▶ **Requirements**:
Copy out every record below exactly as written, but leave out any pictures.

▶ **Data supplied**:

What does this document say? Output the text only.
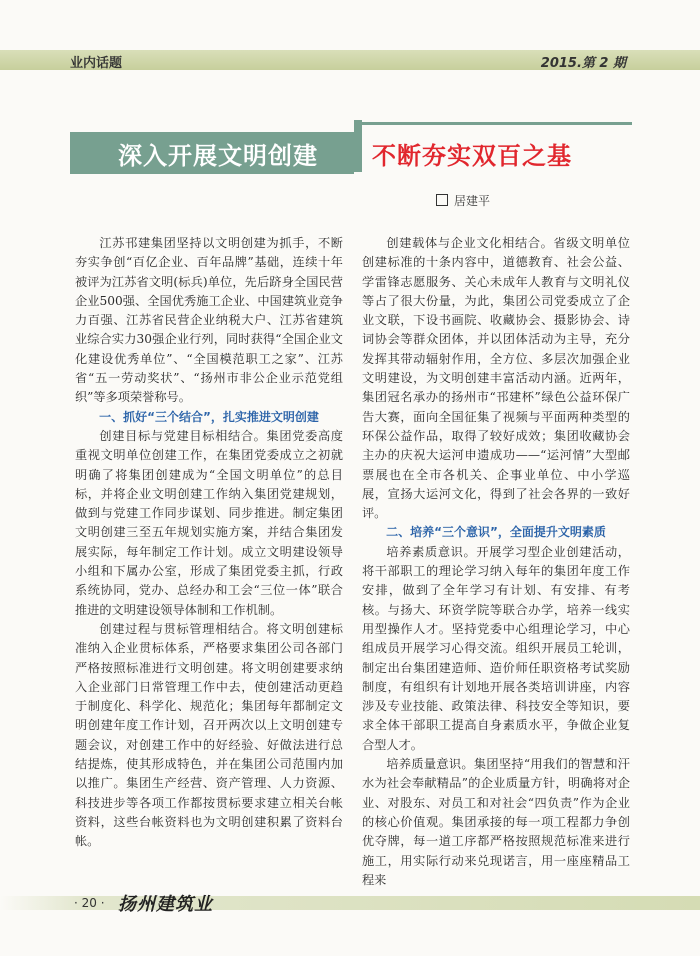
业内话题	2015.第 2 期
深入开展文明创建 不断夯实双百之基
居建平

江苏邗建集团坚持以文明创建为抓手，不断夯实争创“百亿企业、百年品牌”基础，连续十年被评为江苏省文明(标兵)单位，先后跻身全国民营企业500强、全国优秀施工企业、中国建筑业竞争力百强、江苏省民营企业纳税大户、江苏省建筑业综合实力30强企业行列，同时获得“全国企业文化建设优秀单位”、“全国模范职工之家”、江苏省“五一劳动奖状”、“扬州市非公企业示范党组织”等多项荣誉称号。

一、抓好“三个结合”，扎实推进文明创建

创建目标与党建目标相结合。集团党委高度重视文明单位创建工作，在集团党委成立之初就明确了将集团创建成为“全国文明单位”的总目标，并将企业文明创建工作纳入集团党建规划，做到与党建工作同步谋划、同步推进。制定集团文明创建三至五年规划实施方案，并结合集团发展实际，每年制定工作计划。成立文明建设领导小组和下属办公室，形成了集团党委主抓，行政系统协同，党办、总经办和工会“三位一体”联合推进的文明建设领导体制和工作机制。

创建过程与贯标管理相结合。将文明创建标准纳入企业贯标体系，严格要求集团公司各部门严格按照标准进行文明创建。将文明创建要求纳入企业部门日常管理工作中去，使创建活动更趋于制度化、科学化、规范化；集团每年都制定文明创建年度工作计划，召开两次以上文明创建专题会议，对创建工作中的好经验、好做法进行总结提炼，使其形成特色，并在集团公司范围内加以推广。集团生产经营、资产管理、人力资源、科技进步等各项工作都按贯标要求建立相关台帐资料，这些台帐资料也为文明创建积累了资料台帐。

创建载体与企业文化相结合。省级文明单位创建标准的十条内容中，道德教育、社会公益、学雷锋志愿服务、关心未成年人教育与文明礼仪等占了很大份量，为此，集团公司党委成立了企业文联，下设书画院、收藏协会、摄影协会、诗词协会等群众团体，并以团体活动为主导，充分发挥其带动辐射作用，全方位、多层次加强企业文明建设，为文明创建丰富活动内涵。近两年，集团冠名承办的扬州市“邗建杯”绿色公益环保广告大赛，面向全国征集了视频与平面两种类型的环保公益作品，取得了较好成效；集团收藏协会主办的庆祝大运河申遗成功——“运河情”大型邮票展也在全市各机关、企事业单位、中小学巡展，宣扬大运河文化，得到了社会各界的一致好评。

二、培养“三个意识”，全面提升文明素质

培养素质意识。开展学习型企业创建活动，将干部职工的理论学习纳入每年的集团年度工作安排，做到了全年学习有计划、有安排、有考核。与扬大、环资学院等联合办学，培养一线实用型操作人才。坚持党委中心组理论学习，中心组成员开展学习心得交流。组织开展员工轮训，制定出台集团建造师、造价师任职资格考试奖励制度，有组织有计划地开展各类培训讲座，内容涉及专业技能、政策法律、科技安全等知识，要求全体干部职工提高自身素质水平，争做企业复合型人才。

培养质量意识。集团坚持“用我们的智慧和汗水为社会奉献精品”的企业质量方针，明确将对企业、对股东、对员工和对社会“四负责”作为企业的核心价值观。集团承接的每一项工程都力争创优夺牌，每一道工序都严格按照规范标准来进行施工，用实际行动来兑现诺言，用一座座精品工程来

· 20 · 扬州建筑业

▶ **Task solution**:
What does this document say? Output the text only.
业内话题	2015.第 2 期
深入开展文明创建 不断夯实双百之基
居建平

江苏邗建集团坚持以文明创建为抓手，不断夯实争创“百亿企业、百年品牌”基础，连续十年被评为江苏省文明(标兵)单位，先后跻身全国民营企业500强、全国优秀施工企业、中国建筑业竞争力百强、江苏省民营企业纳税大户、江苏省建筑业综合实力30强企业行列，同时获得“全国企业文化建设优秀单位”、“全国模范职工之家”、江苏省“五一劳动奖状”、“扬州市非公企业示范党组织”等多项荣誉称号。

一、抓好“三个结合”，扎实推进文明创建

创建目标与党建目标相结合。集团党委高度重视文明单位创建工作，在集团党委成立之初就明确了将集团创建成为“全国文明单位”的总目标，并将企业文明创建工作纳入集团党建规划，做到与党建工作同步谋划、同步推进。制定集团文明创建三至五年规划实施方案，并结合集团发展实际，每年制定工作计划。成立文明建设领导小组和下属办公室，形成了集团党委主抓，行政系统协同，党办、总经办和工会“三位一体”联合推进的文明建设领导体制和工作机制。

创建过程与贯标管理相结合。将文明创建标准纳入企业贯标体系，严格要求集团公司各部门严格按照标准进行文明创建。将文明创建要求纳入企业部门日常管理工作中去，使创建活动更趋于制度化、科学化、规范化；集团每年都制定文明创建年度工作计划，召开两次以上文明创建专题会议，对创建工作中的好经验、好做法进行总结提炼，使其形成特色，并在集团公司范围内加以推广。集团生产经营、资产管理、人力资源、科技进步等各项工作都按贯标要求建立相关台帐资料，这些台帐资料也为文明创建积累了资料台帐。

创建载体与企业文化相结合。省级文明单位创建标准的十条内容中，道德教育、社会公益、学雷锋志愿服务、关心未成年人教育与文明礼仪等占了很大份量，为此，集团公司党委成立了企业文联，下设书画院、收藏协会、摄影协会、诗词协会等群众团体，并以团体活动为主导，充分发挥其带动辐射作用，全方位、多层次加强企业文明建设，为文明创建丰富活动内涵。近两年，集团冠名承办的扬州市“邗建杯”绿色公益环保广告大赛，面向全国征集了视频与平面两种类型的环保公益作品，取得了较好成效；集团收藏协会主办的庆祝大运河申遗成功——“运河情”大型邮票展也在全市各机关、企事业单位、中小学巡展，宣扬大运河文化，得到了社会各界的一致好评。

二、培养“三个意识”，全面提升文明素质

培养素质意识。开展学习型企业创建活动，将干部职工的理论学习纳入每年的集团年度工作安排，做到了全年学习有计划、有安排、有考核。与扬大、环资学院等联合办学，培养一线实用型操作人才。坚持党委中心组理论学习，中心组成员开展学习心得交流。组织开展员工轮训，制定出台集团建造师、造价师任职资格考试奖励制度，有组织有计划地开展各类培训讲座，内容涉及专业技能、政策法律、科技安全等知识，要求全体干部职工提高自身素质水平，争做企业复合型人才。

培养质量意识。集团坚持“用我们的智慧和汗水为社会奉献精品”的企业质量方针，明确将对企业、对股东、对员工和对社会“四负责”作为企业的核心价值观。集团承接的每一项工程都力争创优夺牌，每一道工序都严格按照规范标准来进行施工，用实际行动来兑现诺言，用一座座精品工程来

· 20 · 扬州建筑业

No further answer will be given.